Source extract: Begin

Post
Topic
Board Economics
Re: Transactions Withholding Attack
by
MoonShadow
on 03/12/2013, 14:47:14 UTC
Why do you think they are bullshit? I read them multiple times and I came to the opposite conclusion.

I can't speak for MoonShadow, but for me they seemed like a combination of "difficult to digest" with "mediocre conclusions." Once I managed to process what his words were trying to say, the thing he was actually saying wasn't all that impressive, which only made it all that much more disappointing. Plus he still made some claims I find questionable. This is about his economic writings though.

Quote
Seems to me that he is not out of his league at all in fact I think he is holding his own rather well.

He may not be out of his league in economics, but you can't become and expert in economics, and then just claim that you are an expert in Bitcoin. The technology, and the way bitcoin actually works, is clearly out of his league. But instead of recognizing that, taking other's information into consideration, and actually learning about it, he seems convinced that, because he is so smart and is an expert in one field, that he is an expert in Bitcoin and understands it better after two weeks than the people who have discussed it for over two years. Note, this is the same mistake that a lot of economists have been making when they were writing news articles bashing Bitcoin.

AnonyMint is not out of his league in economics.  That is to say, that he is obviously capable of understanding, and seems to have some kind of professional education in the topic.  However, he spends a great deal of time restating commonly held economic myths in a somewhat novel way.  It seems to me that he is either self-taught and young, or his professional education in Economics is incomplete.  He understands it like a promising student. 

That said, I agree with Rassah on his overall assessment.  Even mastery of Economics (which AnonyMint has not acheived, imo) is not enough to understand Bitcoin.  It's not even close.  I had to learn a great deal about subjects that I was little better than a layman; including but not limited to, cryptography and other high math, psychology and programming.  I am far from a master of these topics even now, but I am far better than a layman in each; and at a minimum understand the roles they play in Bitcoin.  Also, I was here when Satoshi was still posting.  I know some other things that aren't even mentioned in the white paper regarding security, some that are already in the main client, others that are not; that complicate (although don't render impossible) the execution of several general methods of attacking the blockchain or the network.  I know, personally, that Satoshi foresaw much more than most of us understood.  Bitcoin's elegant design was not luck.  Personally, I came to the conclusion that the Satoshi on this forum was only a front man for a team of pros; because even thought a true polymath could do this, he often had some rather large delays between the asking of hard questions and their associated responses, implying to me that he was consulting someone out of view.  Redardless, Satoshi (& company) did not expect that mining nodes would remain fair and trustworthy with one another.  He/She/They fully expected that some major nodes would try to game the system to their own advantage, and that they can be expected some measure of success; but since these activities can be detected over time, that those nodes would be retaliated against in various ways.  This is one reason that I, personally, have real doubts that Proof of Stake has any real future in cryptocurrency, since staking by it's nature assumes that nodes with high stakes won't turn malicious, and thus there is some level of trust placed on those 'supernodes'.  Bitcoin does not have supernodes.

Source extract: End

## Things to do
(1) Answer each question about the forum post on the Transactions Withholding Attack:
(a) What date appears in the post's header?
(b) Which subjects are listed right after the words "including but not limited to"?
(c) According to the post, what does staking by its nature assume?
(2) Write the next part of the forum post on the Transactions Withholding Attack, picking up after its final sentence.

Source data: Begin

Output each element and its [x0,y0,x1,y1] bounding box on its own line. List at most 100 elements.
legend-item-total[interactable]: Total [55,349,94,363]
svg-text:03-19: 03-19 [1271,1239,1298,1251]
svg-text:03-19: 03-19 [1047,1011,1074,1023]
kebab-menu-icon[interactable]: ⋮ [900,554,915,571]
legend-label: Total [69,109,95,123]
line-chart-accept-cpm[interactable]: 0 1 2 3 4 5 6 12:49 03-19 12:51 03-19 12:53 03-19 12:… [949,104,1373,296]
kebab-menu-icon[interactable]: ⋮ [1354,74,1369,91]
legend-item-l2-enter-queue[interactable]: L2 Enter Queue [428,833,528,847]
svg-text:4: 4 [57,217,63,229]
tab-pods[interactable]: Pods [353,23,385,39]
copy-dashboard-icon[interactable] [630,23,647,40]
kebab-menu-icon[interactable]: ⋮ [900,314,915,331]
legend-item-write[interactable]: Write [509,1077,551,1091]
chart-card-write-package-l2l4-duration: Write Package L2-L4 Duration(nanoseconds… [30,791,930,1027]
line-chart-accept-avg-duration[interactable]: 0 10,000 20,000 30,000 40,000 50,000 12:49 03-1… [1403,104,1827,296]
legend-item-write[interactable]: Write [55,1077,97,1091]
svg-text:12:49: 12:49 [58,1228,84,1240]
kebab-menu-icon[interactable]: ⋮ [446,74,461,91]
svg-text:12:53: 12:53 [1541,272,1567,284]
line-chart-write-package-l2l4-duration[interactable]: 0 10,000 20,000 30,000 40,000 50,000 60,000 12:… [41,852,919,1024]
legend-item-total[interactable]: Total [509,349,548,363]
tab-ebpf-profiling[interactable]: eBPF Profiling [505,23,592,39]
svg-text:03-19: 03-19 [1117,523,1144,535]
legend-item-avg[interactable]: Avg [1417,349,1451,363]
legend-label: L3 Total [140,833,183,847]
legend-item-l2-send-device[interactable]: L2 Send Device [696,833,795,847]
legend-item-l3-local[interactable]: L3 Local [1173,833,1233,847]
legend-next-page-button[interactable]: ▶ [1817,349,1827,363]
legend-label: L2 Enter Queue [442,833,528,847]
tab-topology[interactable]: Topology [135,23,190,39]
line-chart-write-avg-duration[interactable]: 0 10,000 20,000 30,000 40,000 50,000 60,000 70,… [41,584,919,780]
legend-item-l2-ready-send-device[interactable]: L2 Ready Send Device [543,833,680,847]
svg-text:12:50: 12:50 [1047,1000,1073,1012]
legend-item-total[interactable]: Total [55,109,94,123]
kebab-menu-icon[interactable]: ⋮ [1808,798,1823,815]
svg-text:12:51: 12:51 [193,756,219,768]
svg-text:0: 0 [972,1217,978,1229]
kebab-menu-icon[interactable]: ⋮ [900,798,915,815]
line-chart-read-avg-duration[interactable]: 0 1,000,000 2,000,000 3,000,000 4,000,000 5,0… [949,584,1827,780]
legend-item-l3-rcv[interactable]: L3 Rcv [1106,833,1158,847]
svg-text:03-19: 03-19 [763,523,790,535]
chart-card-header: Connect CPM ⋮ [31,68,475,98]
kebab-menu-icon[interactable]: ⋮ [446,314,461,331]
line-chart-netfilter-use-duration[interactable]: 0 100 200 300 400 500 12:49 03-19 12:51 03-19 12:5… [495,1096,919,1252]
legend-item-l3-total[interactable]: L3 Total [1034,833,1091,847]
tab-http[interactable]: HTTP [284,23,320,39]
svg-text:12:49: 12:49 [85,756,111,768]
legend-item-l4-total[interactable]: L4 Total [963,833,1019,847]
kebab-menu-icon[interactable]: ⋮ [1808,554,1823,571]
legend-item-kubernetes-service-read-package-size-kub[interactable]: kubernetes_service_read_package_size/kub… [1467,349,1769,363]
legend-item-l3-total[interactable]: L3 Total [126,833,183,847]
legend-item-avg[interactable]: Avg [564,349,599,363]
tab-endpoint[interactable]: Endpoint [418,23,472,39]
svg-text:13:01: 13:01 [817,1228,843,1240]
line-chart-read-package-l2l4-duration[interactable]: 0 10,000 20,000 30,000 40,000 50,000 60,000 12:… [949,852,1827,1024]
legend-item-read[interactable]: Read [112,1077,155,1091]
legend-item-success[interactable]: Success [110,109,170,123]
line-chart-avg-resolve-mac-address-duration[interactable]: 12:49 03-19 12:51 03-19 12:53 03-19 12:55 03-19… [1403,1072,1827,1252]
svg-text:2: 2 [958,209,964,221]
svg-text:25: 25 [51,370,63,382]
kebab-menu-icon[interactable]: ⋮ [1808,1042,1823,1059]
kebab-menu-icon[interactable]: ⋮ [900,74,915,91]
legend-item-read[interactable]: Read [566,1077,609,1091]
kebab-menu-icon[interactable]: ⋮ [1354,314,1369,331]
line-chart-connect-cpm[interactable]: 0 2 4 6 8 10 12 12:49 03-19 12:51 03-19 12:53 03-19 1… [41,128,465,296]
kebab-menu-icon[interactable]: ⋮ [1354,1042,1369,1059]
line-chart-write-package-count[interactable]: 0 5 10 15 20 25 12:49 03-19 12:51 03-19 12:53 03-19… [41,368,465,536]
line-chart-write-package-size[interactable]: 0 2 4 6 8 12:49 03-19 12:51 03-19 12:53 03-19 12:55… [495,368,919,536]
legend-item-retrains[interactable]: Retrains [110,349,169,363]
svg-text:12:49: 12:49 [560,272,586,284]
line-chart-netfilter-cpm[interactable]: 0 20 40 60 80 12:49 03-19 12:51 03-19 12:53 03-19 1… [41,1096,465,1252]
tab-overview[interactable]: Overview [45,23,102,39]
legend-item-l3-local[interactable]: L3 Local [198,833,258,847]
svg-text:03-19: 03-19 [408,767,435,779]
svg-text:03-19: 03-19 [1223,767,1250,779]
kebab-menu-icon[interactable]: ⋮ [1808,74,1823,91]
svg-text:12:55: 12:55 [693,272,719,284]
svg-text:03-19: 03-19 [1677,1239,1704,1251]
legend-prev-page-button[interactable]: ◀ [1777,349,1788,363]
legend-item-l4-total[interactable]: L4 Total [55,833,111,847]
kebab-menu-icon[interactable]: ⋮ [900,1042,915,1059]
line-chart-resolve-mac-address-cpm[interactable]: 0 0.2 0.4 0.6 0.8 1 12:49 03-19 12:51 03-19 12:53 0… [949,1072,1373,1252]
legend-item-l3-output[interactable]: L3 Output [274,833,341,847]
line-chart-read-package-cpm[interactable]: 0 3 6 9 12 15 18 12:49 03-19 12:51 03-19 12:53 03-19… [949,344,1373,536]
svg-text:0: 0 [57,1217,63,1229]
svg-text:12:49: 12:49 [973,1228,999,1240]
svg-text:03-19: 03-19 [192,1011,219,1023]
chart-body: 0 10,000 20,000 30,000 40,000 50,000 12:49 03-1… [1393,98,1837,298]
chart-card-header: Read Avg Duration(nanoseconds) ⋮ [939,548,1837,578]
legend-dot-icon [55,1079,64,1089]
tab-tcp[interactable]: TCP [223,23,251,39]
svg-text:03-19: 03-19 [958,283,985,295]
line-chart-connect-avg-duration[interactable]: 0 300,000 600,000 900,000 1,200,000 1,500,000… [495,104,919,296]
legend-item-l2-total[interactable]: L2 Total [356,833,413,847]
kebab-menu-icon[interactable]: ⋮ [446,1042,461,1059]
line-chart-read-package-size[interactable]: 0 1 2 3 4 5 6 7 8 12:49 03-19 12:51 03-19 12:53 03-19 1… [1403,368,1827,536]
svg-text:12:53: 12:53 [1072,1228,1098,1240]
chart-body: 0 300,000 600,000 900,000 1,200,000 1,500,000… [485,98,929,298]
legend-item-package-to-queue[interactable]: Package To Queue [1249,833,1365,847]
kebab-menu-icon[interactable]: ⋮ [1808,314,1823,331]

Source data: End

## Set of answers
(1)
(a) 03/12/2013
(b) Cryptography and other high math, psychology, and programming
(c) That nodes with high stakes won't turn malicious

(2)
And it's in the retaliation aspect, not his analysis of (limited in scope) economic incentives that his attack vector collapses.  He makes too many assumptions about how other nodes will respond.  He assumes that all (non-negligible) nodes will react in what he considers to be the highest profit seeking manner; thus completely ignoring the fact that many nodes have economic incentives to resist the formation of a cartel, that many nodes have economic incentives to try to outcompete and otherwise undermine the primary cartel membership (in this case Amazon, and because Amazon has real competitors, just not direct ones) and that many nodes have no significant economic incentive in either case, but do have a vested interest in the network's 'status quo'.  While he can present his attack, he doesn't respond to objections to his attack with any arguments, only insults and implications that he has already addressed such objections earlier.  I've read the thread, he's done no such thing; at least not in a rational and non-hostile manner.  Many of us have grown tired of his childish trolling masked as a somewhat intellectual debate.